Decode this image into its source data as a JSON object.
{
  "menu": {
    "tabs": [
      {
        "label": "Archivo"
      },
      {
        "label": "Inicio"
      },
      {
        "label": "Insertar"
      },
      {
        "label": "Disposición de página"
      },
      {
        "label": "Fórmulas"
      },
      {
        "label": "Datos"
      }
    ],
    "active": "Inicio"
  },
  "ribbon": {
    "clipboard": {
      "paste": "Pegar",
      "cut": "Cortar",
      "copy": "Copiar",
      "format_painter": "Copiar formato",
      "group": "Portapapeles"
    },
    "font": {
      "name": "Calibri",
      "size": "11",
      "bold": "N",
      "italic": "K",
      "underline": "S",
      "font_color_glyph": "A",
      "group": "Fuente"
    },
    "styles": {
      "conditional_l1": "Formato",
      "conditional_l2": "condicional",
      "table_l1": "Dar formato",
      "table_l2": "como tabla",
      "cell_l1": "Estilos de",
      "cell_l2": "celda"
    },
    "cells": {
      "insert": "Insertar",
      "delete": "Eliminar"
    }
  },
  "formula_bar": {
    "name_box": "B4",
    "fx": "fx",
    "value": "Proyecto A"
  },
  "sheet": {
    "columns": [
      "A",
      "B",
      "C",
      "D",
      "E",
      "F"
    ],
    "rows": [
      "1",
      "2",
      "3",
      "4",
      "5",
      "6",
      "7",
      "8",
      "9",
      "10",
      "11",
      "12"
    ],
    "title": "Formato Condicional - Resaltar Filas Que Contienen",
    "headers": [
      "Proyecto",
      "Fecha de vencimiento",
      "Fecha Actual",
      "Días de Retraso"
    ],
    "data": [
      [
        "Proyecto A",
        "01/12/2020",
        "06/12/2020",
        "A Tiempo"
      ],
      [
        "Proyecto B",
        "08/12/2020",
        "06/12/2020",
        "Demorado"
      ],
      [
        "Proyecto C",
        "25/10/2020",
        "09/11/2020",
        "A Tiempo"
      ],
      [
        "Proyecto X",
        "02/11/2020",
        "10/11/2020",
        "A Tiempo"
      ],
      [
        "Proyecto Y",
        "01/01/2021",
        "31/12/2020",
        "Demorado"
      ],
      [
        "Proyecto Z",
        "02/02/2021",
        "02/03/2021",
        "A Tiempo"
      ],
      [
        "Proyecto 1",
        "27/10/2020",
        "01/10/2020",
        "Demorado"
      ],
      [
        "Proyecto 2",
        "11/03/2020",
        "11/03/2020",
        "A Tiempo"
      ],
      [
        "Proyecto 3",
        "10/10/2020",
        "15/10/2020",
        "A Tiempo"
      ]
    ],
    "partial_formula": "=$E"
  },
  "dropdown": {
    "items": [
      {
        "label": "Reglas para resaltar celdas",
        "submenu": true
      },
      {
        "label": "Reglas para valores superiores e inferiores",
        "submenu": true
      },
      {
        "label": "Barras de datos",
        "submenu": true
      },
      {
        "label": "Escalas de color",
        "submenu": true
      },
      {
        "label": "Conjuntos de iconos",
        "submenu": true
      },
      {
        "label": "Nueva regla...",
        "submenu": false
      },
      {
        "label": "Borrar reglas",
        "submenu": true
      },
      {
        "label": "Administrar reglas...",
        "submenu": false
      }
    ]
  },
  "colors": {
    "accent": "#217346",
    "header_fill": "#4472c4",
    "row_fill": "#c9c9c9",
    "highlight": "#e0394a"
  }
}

** Required work **
Set all of the entries down again, exactly as they were given.

** Written solution **
Decode this image into its source data as a JSON object.
{
  "menu": {
    "tabs": [
      {
        "label": "Archivo"
      },
      {
        "label": "Inicio"
      },
      {
        "label": "Insertar"
      },
      {
        "label": "Disposición de página"
      },
      {
        "label": "Fórmulas"
      },
      {
        "label": "Datos"
      }
    ],
    "active": "Inicio"
  },
  "ribbon": {
    "clipboard": {
      "paste": "Pegar",
      "cut": "Cortar",
      "copy": "Copiar",
      "format_painter": "Copiar formato",
      "group": "Portapapeles"
    },
    "font": {
      "name": "Calibri",
      "size": "11",
      "bold": "N",
      "italic": "K",
      "underline": "S",
      "font_color_glyph": "A",
      "group": "Fuente"
    },
    "styles": {
      "conditional_l1": "Formato",
      "conditional_l2": "condicional",
      "table_l1": "Dar formato",
      "table_l2": "como tabla",
      "cell_l1": "Estilos de",
      "cell_l2": "celda"
    },
    "cells": {
      "insert": "Insertar",
      "delete": "Eliminar"
    }
  },
  "formula_bar": {
    "name_box": "B4",
    "fx": "fx",
    "value": "Proyecto A"
  },
  "sheet": {
    "columns": [
      "A",
      "B",
      "C",
      "D",
      "E",
      "F"
    ],
    "rows": [
      "1",
      "2",
      "3",
      "4",
      "5",
      "6",
      "7",
      "8",
      "9",
      "10",
      "11",
      "12"
    ],
    "title": "Formato Condicional - Resaltar Filas Que Contienen",
    "headers": [
      "Proyecto",
      "Fecha de vencimiento",
      "Fecha Actual",
      "Días de Retraso"
    ],
    "data": [
      [
        "Proyecto A",
        "01/12/2020",
        "06/12/2020",
        "A Tiempo"
      ],
      [
        "Proyecto B",
        "08/12/2020",
        "06/12/2020",
        "Demorado"
      ],
      [
        "Proyecto C",
        "25/10/2020",
        "09/11/2020",
        "A Tiempo"
      ],
      [
        "Proyecto X",
        "02/11/2020",
        "10/11/2020",
        "A Tiempo"
      ],
      [
        "Proyecto Y",
        "01/01/2021",
        "31/12/2020",
        "Demorado"
      ],
      [
        "Proyecto Z",
        "02/02/2021",
        "02/03/2021",
        "A Tiempo"
      ],
      [
        "Proyecto 1",
        "27/10/2020",
        "01/10/2020",
        "Demorado"
      ],
      [
        "Proyecto 2",
        "11/03/2020",
        "11/03/2020",
        "A Tiempo"
      ],
      [
        "Proyecto 3",
        "10/10/2020",
        "15/10/2020",
        "A Tiempo"
      ]
    ],
    "partial_formula": "=$E"
  },
  "dropdown": {
    "items": [
      {
        "label": "Reglas para resaltar celdas",
        "submenu": true
      },
      {
        "label": "Reglas para valores superiores e inferiores",
        "submenu": true
      },
      {
        "label": "Barras de datos",
        "submenu": true
      },
      {
        "label": "Escalas de color",
        "submenu": true
      },
      {
        "label": "Conjuntos de iconos",
        "submenu": true
      },
      {
        "label": "Nueva regla...",
        "submenu": false
      },
      {
        "label": "Borrar reglas",
        "submenu": true
      },
      {
        "label": "Administrar reglas...",
        "submenu": false
      }
    ]
  },
  "colors": {
    "accent": "#217346",
    "header_fill": "#4472c4",
    "row_fill": "#c9c9c9",
    "highlight": "#e0394a"
  }
}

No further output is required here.